Task to carry out: Each line that holds the word "this" counts once; give the total for the records below and nothing else.

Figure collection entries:
········

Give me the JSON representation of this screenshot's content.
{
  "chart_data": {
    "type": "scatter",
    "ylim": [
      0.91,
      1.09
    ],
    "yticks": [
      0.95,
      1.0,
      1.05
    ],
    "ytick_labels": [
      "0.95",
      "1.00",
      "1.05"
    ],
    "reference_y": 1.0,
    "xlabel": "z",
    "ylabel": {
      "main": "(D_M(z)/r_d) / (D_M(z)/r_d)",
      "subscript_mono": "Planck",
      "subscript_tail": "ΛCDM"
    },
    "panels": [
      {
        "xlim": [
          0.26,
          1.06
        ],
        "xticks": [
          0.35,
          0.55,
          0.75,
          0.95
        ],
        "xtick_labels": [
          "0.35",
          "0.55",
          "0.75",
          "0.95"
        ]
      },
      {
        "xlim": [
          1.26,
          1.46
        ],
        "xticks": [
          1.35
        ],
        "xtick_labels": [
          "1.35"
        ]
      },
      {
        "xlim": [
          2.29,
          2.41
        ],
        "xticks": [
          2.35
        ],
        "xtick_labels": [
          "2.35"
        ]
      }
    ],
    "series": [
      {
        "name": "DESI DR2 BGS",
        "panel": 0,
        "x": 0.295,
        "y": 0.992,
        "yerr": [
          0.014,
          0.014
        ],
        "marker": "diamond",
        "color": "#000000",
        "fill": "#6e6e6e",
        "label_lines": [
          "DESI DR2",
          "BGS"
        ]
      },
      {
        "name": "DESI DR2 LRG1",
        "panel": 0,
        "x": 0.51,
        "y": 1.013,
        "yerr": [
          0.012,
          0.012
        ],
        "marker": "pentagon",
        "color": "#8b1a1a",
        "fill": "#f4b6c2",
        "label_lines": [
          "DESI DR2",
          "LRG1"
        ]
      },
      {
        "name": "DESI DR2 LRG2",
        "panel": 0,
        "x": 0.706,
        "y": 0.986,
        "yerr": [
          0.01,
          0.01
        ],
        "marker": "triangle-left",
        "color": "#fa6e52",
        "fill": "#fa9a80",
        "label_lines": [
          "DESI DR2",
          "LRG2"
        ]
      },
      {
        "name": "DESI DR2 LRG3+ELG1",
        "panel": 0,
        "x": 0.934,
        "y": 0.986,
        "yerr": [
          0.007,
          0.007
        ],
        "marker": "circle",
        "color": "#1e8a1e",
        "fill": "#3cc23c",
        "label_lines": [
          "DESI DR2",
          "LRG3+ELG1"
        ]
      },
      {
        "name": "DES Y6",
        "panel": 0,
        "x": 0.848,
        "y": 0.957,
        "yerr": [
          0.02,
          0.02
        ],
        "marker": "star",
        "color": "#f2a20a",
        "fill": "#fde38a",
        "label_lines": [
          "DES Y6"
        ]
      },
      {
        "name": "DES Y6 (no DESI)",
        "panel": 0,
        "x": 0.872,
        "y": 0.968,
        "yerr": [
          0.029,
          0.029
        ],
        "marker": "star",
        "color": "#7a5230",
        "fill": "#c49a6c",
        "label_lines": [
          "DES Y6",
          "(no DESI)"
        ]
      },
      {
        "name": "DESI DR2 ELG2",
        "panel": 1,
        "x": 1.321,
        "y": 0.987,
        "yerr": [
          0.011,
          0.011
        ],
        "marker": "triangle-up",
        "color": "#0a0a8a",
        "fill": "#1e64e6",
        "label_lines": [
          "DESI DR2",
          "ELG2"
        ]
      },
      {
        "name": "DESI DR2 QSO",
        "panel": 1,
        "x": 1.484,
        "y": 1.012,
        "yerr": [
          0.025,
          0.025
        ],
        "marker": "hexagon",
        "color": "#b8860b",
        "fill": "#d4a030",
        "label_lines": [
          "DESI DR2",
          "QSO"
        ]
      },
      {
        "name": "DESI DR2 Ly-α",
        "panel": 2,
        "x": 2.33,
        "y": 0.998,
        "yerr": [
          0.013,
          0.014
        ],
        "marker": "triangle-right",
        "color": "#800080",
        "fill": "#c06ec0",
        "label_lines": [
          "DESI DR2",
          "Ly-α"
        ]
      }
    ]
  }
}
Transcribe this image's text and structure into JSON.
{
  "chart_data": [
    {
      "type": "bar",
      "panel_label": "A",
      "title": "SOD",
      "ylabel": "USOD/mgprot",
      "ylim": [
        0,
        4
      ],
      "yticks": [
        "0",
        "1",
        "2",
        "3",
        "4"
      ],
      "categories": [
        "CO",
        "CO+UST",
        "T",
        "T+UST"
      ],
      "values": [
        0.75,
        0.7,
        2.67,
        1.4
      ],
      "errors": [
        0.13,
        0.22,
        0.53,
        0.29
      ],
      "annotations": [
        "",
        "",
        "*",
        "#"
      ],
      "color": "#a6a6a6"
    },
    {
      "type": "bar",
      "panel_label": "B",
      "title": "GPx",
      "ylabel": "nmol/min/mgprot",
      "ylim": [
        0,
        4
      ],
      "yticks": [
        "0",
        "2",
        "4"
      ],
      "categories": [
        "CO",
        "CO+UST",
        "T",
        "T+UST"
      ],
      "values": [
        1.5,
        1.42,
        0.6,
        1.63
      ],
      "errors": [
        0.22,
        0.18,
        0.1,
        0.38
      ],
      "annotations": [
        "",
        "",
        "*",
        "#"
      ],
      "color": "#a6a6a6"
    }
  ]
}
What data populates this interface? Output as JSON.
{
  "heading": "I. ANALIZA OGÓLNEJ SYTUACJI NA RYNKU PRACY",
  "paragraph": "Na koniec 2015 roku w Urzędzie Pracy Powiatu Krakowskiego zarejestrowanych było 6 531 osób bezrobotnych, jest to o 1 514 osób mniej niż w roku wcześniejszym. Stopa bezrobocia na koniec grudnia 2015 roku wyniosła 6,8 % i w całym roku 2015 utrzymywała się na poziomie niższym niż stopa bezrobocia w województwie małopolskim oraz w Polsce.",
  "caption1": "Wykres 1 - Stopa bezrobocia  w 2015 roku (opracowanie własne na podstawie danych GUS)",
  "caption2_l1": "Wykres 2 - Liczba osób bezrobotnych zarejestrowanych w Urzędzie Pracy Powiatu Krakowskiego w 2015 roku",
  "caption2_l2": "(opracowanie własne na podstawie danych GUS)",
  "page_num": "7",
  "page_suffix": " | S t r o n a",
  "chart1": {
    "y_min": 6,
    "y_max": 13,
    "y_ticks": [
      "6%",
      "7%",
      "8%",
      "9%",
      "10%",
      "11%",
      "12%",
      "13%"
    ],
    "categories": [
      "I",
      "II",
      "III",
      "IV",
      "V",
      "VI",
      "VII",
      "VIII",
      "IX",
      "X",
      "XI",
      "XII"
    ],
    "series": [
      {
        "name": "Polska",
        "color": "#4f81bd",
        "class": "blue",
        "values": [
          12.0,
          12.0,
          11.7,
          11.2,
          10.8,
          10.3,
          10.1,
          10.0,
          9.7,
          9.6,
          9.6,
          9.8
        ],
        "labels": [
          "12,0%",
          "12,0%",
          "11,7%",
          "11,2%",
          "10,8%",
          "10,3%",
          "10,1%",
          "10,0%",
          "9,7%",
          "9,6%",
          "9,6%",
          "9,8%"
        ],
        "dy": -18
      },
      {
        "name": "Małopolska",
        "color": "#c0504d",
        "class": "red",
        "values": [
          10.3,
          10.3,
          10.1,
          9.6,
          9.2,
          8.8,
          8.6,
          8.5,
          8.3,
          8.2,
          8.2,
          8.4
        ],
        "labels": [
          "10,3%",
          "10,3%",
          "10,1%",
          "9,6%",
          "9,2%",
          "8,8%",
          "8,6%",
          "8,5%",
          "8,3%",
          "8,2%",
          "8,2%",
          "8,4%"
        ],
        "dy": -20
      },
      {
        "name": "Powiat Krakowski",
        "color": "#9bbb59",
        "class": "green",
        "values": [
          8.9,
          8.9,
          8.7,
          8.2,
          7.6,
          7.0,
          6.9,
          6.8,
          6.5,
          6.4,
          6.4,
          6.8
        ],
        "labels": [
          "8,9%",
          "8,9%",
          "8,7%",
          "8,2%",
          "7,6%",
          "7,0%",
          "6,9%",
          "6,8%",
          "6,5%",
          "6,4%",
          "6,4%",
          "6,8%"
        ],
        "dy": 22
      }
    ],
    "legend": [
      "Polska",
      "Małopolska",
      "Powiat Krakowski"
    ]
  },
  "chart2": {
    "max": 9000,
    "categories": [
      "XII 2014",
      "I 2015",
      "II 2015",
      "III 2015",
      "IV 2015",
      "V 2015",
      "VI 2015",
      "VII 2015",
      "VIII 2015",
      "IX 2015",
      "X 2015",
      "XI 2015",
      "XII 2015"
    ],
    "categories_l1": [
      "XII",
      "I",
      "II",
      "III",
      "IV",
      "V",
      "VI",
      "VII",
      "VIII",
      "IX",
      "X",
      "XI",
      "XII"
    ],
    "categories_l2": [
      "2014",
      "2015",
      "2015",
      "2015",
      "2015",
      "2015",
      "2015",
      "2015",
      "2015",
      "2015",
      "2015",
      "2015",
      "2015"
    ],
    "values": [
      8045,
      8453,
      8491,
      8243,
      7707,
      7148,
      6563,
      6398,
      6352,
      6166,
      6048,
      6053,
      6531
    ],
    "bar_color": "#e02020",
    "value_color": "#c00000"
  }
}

········

Answer to the exercise: 3